- **Spatial layout entries**
────────────────────
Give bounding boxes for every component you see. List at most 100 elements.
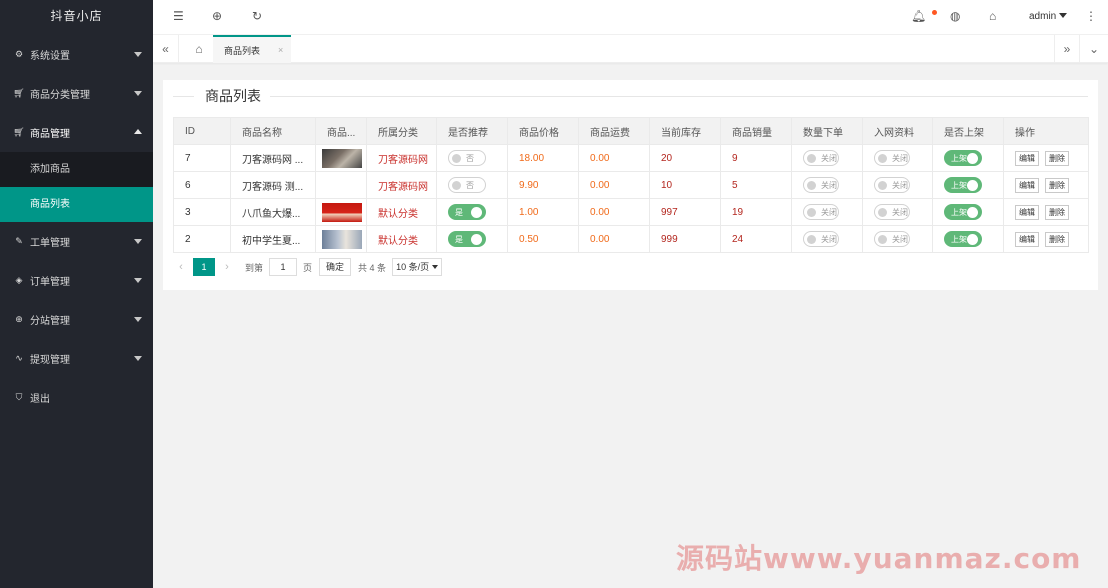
- cell-recommend: 是: [436, 198, 508, 226]
- more-vertical-icon[interactable]: ⋮: [1085, 9, 1097, 23]
- cell-id: 2: [173, 225, 231, 253]
- home-icon[interactable]: ⌂: [185, 35, 213, 63]
- cell-freight: 0.00: [578, 144, 650, 172]
- product-thumbnail[interactable]: [322, 202, 362, 222]
- qty-order-switch[interactable]: 关闭: [803, 231, 839, 247]
- edit-button[interactable]: 编辑: [1015, 150, 1039, 166]
- cell-freight: 0.00: [578, 225, 650, 253]
- tabs-scroll-right-icon[interactable]: »: [1054, 35, 1080, 63]
- edit-icon: ✎: [15, 236, 23, 246]
- sidebar-item-label: 商品管理: [30, 129, 70, 140]
- tag-icon[interactable]: ⌂: [989, 9, 996, 23]
- column-header[interactable]: 当前库存: [649, 117, 721, 145]
- qty-order-switch[interactable]: 关闭: [803, 150, 839, 166]
- qty-order-switch[interactable]: 关闭: [803, 177, 839, 193]
- gear-icon: ⚙: [14, 49, 24, 59]
- shield-icon: ⛉: [15, 392, 23, 402]
- page-size-select[interactable]: 10 条/页: [392, 258, 443, 276]
- table-row: 3 八爪鱼大爆... 默认分类 是 1.00 0.00 997 19 关闭 关闭…: [173, 198, 1089, 226]
- confirm-button[interactable]: 确定: [319, 258, 352, 276]
- chevron-right-icon[interactable]: ›: [219, 261, 235, 273]
- network-switch[interactable]: 关闭: [874, 204, 910, 220]
- product-thumbnail[interactable]: [322, 229, 362, 249]
- network-switch[interactable]: 关闭: [874, 231, 910, 247]
- sidebar-item-ticket-management[interactable]: ✎ 工单管理: [0, 222, 153, 261]
- page-jump-input[interactable]: 1: [269, 258, 298, 276]
- cart-icon: 🛒︎: [13, 88, 25, 98]
- switch-knob: [967, 180, 978, 191]
- cell-image: [315, 225, 367, 253]
- top-header: ☰ ⊕ ↻ 🔔︎ ◍ ⌂ admin ⋮: [153, 0, 1108, 35]
- network-switch[interactable]: 关闭: [874, 177, 910, 193]
- edit-button[interactable]: 编辑: [1015, 204, 1039, 220]
- theme-icon[interactable]: ◍: [950, 9, 960, 23]
- cell-price: 1.00: [507, 198, 579, 226]
- chevron-left-icon[interactable]: ‹: [173, 261, 189, 273]
- column-header[interactable]: 商品名称: [230, 117, 316, 145]
- column-header[interactable]: 是否上架: [932, 117, 1004, 145]
- column-header[interactable]: 商品价格: [507, 117, 579, 145]
- menu-toggle-icon[interactable]: ☰: [173, 9, 184, 23]
- globe-icon: ⊕: [15, 314, 23, 324]
- sidebar-item-order-management[interactable]: ◈ 订单管理: [0, 261, 153, 300]
- column-header[interactable]: 商品销量: [720, 117, 792, 145]
- page-button-current[interactable]: 1: [193, 258, 215, 276]
- sidebar-item-add-product[interactable]: 添加商品: [0, 152, 153, 187]
- tabs-dropdown-icon[interactable]: ⌄: [1081, 35, 1107, 63]
- tab-product-list[interactable]: 商品列表 ×: [213, 35, 291, 63]
- cell-qty-order: 关闭: [791, 225, 863, 253]
- globe-icon[interactable]: ⊕: [212, 9, 222, 23]
- edit-button[interactable]: 编辑: [1015, 231, 1039, 247]
- recommend-switch[interactable]: 否: [448, 150, 486, 166]
- cell-image: [315, 171, 367, 199]
- sidebar-item-system-settings[interactable]: ⚙ 系统设置: [0, 35, 153, 74]
- column-header[interactable]: 是否推荐: [436, 117, 508, 145]
- page-size-value: 10 条/页: [396, 262, 430, 272]
- table-row: 6 刀客源码 测... 刀客源码网 否 9.90 0.00 10 5 关闭 关闭…: [173, 171, 1089, 199]
- cell-sales: 9: [720, 144, 792, 172]
- tabs-scroll-left-icon[interactable]: «: [153, 35, 179, 63]
- bell-icon[interactable]: 🔔︎: [911, 9, 926, 23]
- edit-button[interactable]: 编辑: [1015, 177, 1039, 193]
- page-unit-label: 页: [303, 262, 313, 273]
- cell-listed: 上架: [932, 171, 1004, 199]
- chevron-down-icon: [134, 278, 142, 283]
- refresh-icon[interactable]: ↻: [252, 9, 262, 23]
- sidebar-item-category-management[interactable]: 🛒︎ 商品分类管理: [0, 74, 153, 113]
- column-header[interactable]: 入网资料: [862, 117, 933, 145]
- product-thumbnail[interactable]: [322, 148, 362, 168]
- switch-label: 是: [455, 235, 463, 244]
- listed-switch[interactable]: 上架: [944, 177, 982, 193]
- sidebar-item-product-list[interactable]: 商品列表: [0, 187, 153, 222]
- delete-button[interactable]: 删除: [1045, 231, 1069, 247]
- sidebar-item-withdraw-management[interactable]: ∿ 提现管理: [0, 339, 153, 378]
- layers-icon: ◈: [15, 275, 23, 285]
- divider: [173, 96, 1088, 97]
- listed-switch[interactable]: 上架: [944, 150, 982, 166]
- table-header-row: ID 商品名称 商品... 所属分类 是否推荐 商品价格 商品运费 当前库存 商…: [173, 117, 1089, 145]
- delete-button[interactable]: 删除: [1045, 177, 1069, 193]
- column-header[interactable]: 商品...: [315, 117, 367, 145]
- delete-button[interactable]: 删除: [1045, 150, 1069, 166]
- network-switch[interactable]: 关闭: [874, 150, 910, 166]
- sidebar-item-logout[interactable]: ⛉ 退出: [0, 378, 153, 417]
- user-menu[interactable]: admin: [1029, 11, 1068, 22]
- recommend-switch[interactable]: 是: [448, 231, 486, 247]
- qty-order-switch[interactable]: 关闭: [803, 204, 839, 220]
- column-header[interactable]: ID: [173, 117, 231, 145]
- switch-knob: [471, 234, 482, 245]
- cell-network: 关闭: [862, 144, 933, 172]
- delete-button[interactable]: 删除: [1045, 204, 1069, 220]
- column-header[interactable]: 商品运费: [578, 117, 650, 145]
- sidebar-item-product-management[interactable]: 🛒︎ 商品管理: [0, 113, 153, 152]
- column-header[interactable]: 数量下单: [791, 117, 863, 145]
- column-header[interactable]: 所属分类: [366, 117, 437, 145]
- listed-switch[interactable]: 上架: [944, 204, 982, 220]
- listed-switch[interactable]: 上架: [944, 231, 982, 247]
- column-header[interactable]: 操作: [1003, 117, 1089, 145]
- recommend-switch[interactable]: 否: [448, 177, 486, 193]
- recommend-switch[interactable]: 是: [448, 204, 486, 220]
- sidebar-item-substation-management[interactable]: ⊕ 分站管理: [0, 300, 153, 339]
- sidebar-item-label: 分站管理: [30, 316, 70, 327]
- close-icon[interactable]: ×: [278, 45, 283, 55]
────────────────────
- **Short task**
List every line in the rows above that contains the string "label", and treat uppercase and lowercase letters as different.

- **Completed exercise**
- sidebar-item-label: 商品管理: [30, 129, 70, 140]
- page-unit-label: 页: [303, 262, 313, 273]
- switch-label: 是: [455, 235, 463, 244]
- sidebar-item-label: 分站管理: [30, 316, 70, 327]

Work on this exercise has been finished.